# START OF Listed entries
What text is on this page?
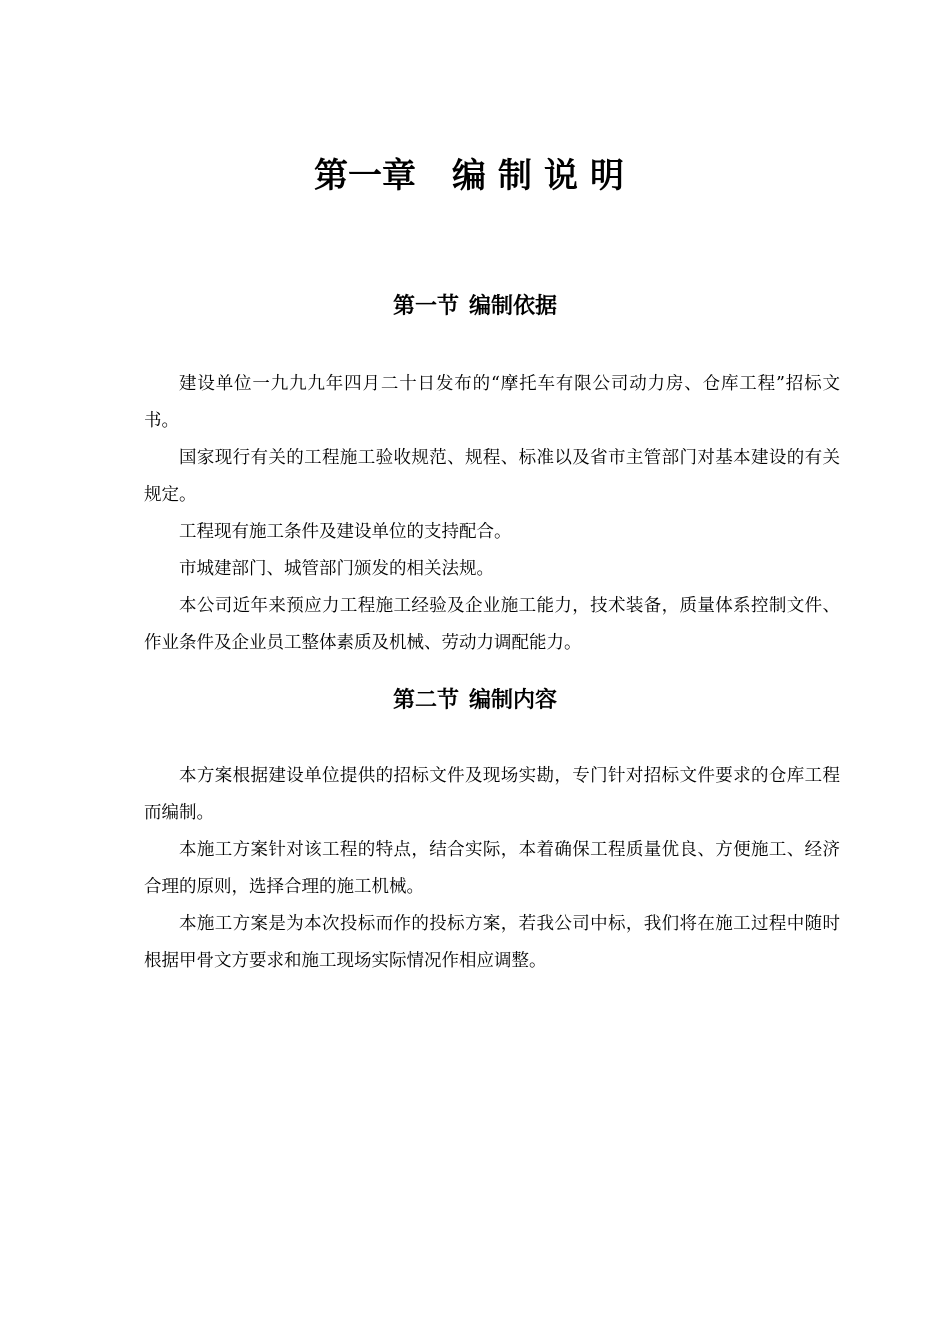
第一章 编制说明
第一节 编制依据

建设单位一九九九年四月二十日发布的“摩托车有限公司动力房、仓库工程”招标文书。

国家现行有关的工程施工验收规范、规程、标准以及省市主管部门对基本建设的有关规定。

工程现有施工条件及建设单位的支持配合。

市城建部门、城管部门颁发的相关法规。

本公司近年来预应力工程施工经验及企业施工能力，技术装备，质量体系控制文件、作业条件及企业员工整体素质及机械、劳动力调配能力。

第二节 编制内容

本方案根据建设单位提供的招标文件及现场实勘，专门针对招标文件要求的仓库工程而编制。

本施工方案针对该工程的特点，结合实际，本着确保工程质量优良、方便施工、经济合理的原则，选择合理的施工机械。

本施工方案是为本次投标而作的投标方案，若我公司中标，我们将在施工过程中随时根据甲骨文方要求和施工现场实际情况作相应调整。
# END OF Listed entries
▸ Work to do
Repeat the full listing above exactly, with no pictures in the copy.

▸ The completed task
What text is on this page?
第一章 编制说明
第一节 编制依据

建设单位一九九九年四月二十日发布的“摩托车有限公司动力房、仓库工程”招标文书。

国家现行有关的工程施工验收规范、规程、标准以及省市主管部门对基本建设的有关规定。

工程现有施工条件及建设单位的支持配合。

市城建部门、城管部门颁发的相关法规。

本公司近年来预应力工程施工经验及企业施工能力，技术装备，质量体系控制文件、作业条件及企业员工整体素质及机械、劳动力调配能力。

第二节 编制内容

本方案根据建设单位提供的招标文件及现场实勘，专门针对招标文件要求的仓库工程而编制。

本施工方案针对该工程的特点，结合实际，本着确保工程质量优良、方便施工、经济合理的原则，选择合理的施工机械。

本施工方案是为本次投标而作的投标方案，若我公司中标，我们将在施工过程中随时根据甲骨文方要求和施工现场实际情况作相应调整。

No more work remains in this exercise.